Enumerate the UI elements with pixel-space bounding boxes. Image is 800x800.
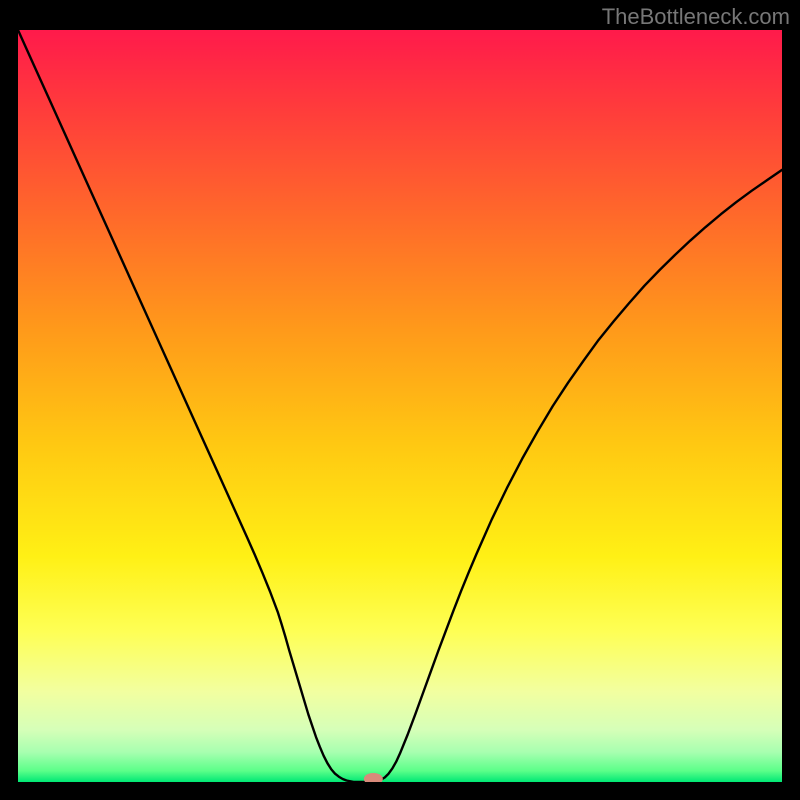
minimum-marker [364, 773, 382, 782]
watermark-text: TheBottleneck.com [602, 4, 790, 30]
curve-path [18, 30, 782, 782]
bottleneck-curve [18, 30, 782, 782]
plot-area [18, 30, 782, 782]
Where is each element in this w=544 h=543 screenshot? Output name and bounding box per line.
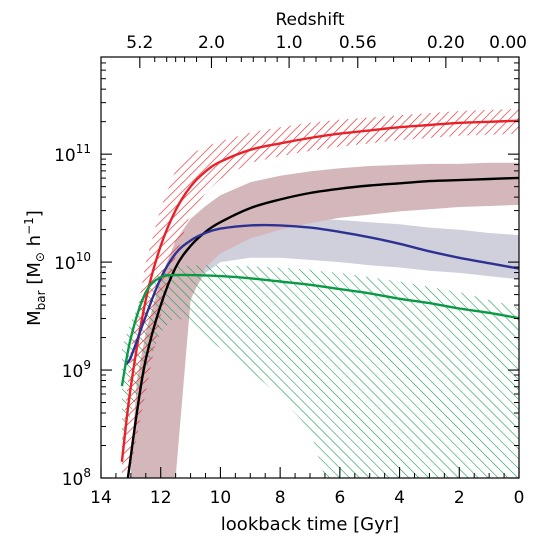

-- -- --

■ **What is required**
Turn every line of the records above into a numbered list, skipping blank lines and leaving the pictures out.

■ **The output**
1. Enumerate the UI elements with pixel-space bounding boxes. Image is 800x800.
2. minimum-marker [364, 773, 382, 782]
3. watermark-text: TheBottleneck.com [602, 4, 790, 30]
4. curve-path [18, 30, 782, 782]
5. bottleneck-curve [18, 30, 782, 782]
6. plot-area [18, 30, 782, 782]
7. Where is each element in this w=544 h=543 screenshot? Output name and bounding box per line.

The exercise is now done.